Required task:
Retype the material in full, keeping every word the same.

Recorded information:

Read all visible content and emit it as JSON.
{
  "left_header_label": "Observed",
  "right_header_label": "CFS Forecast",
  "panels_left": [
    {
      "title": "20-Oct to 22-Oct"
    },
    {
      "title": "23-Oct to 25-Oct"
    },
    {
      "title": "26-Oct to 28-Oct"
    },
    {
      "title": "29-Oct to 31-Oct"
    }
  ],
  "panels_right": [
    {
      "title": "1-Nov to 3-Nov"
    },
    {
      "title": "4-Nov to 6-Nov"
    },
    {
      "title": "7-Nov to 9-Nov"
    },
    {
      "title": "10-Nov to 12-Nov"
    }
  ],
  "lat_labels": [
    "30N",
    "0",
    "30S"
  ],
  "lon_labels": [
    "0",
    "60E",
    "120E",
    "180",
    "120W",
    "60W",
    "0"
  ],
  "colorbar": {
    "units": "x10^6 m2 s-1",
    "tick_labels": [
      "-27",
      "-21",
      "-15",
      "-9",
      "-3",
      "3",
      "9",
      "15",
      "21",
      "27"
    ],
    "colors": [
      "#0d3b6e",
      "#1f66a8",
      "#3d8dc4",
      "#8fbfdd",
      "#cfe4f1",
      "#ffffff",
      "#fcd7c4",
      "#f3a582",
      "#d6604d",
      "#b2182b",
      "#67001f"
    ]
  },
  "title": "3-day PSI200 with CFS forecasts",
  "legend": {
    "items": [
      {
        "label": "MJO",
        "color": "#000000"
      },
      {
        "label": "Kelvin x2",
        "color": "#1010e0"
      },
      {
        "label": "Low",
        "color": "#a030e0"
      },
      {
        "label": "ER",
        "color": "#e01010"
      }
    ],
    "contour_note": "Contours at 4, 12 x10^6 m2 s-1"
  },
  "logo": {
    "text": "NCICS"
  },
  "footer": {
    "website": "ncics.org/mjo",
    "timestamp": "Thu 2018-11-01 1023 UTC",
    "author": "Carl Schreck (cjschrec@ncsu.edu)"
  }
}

The result:
Read all visible content and emit it as JSON.
{
  "left_header_label": "Observed",
  "right_header_label": "CFS Forecast",
  "panels_left": [
    {
      "title": "20-Oct to 22-Oct"
    },
    {
      "title": "23-Oct to 25-Oct"
    },
    {
      "title": "26-Oct to 28-Oct"
    },
    {
      "title": "29-Oct to 31-Oct"
    }
  ],
  "panels_right": [
    {
      "title": "1-Nov to 3-Nov"
    },
    {
      "title": "4-Nov to 6-Nov"
    },
    {
      "title": "7-Nov to 9-Nov"
    },
    {
      "title": "10-Nov to 12-Nov"
    }
  ],
  "lat_labels": [
    "30N",
    "0",
    "30S"
  ],
  "lon_labels": [
    "0",
    "60E",
    "120E",
    "180",
    "120W",
    "60W",
    "0"
  ],
  "colorbar": {
    "units": "x10^6 m2 s-1",
    "tick_labels": [
      "-27",
      "-21",
      "-15",
      "-9",
      "-3",
      "3",
      "9",
      "15",
      "21",
      "27"
    ],
    "colors": [
      "#0d3b6e",
      "#1f66a8",
      "#3d8dc4",
      "#8fbfdd",
      "#cfe4f1",
      "#ffffff",
      "#fcd7c4",
      "#f3a582",
      "#d6604d",
      "#b2182b",
      "#67001f"
    ]
  },
  "title": "3-day PSI200 with CFS forecasts",
  "legend": {
    "items": [
      {
        "label": "MJO",
        "color": "#000000"
      },
      {
        "label": "Kelvin x2",
        "color": "#1010e0"
      },
      {
        "label": "Low",
        "color": "#a030e0"
      },
      {
        "label": "ER",
        "color": "#e01010"
      }
    ],
    "contour_note": "Contours at 4, 12 x10^6 m2 s-1"
  },
  "logo": {
    "text": "NCICS"
  },
  "footer": {
    "website": "ncics.org/mjo",
    "timestamp": "Thu 2018-11-01 1023 UTC",
    "author": "Carl Schreck (cjschrec@ncsu.edu)"
  }
}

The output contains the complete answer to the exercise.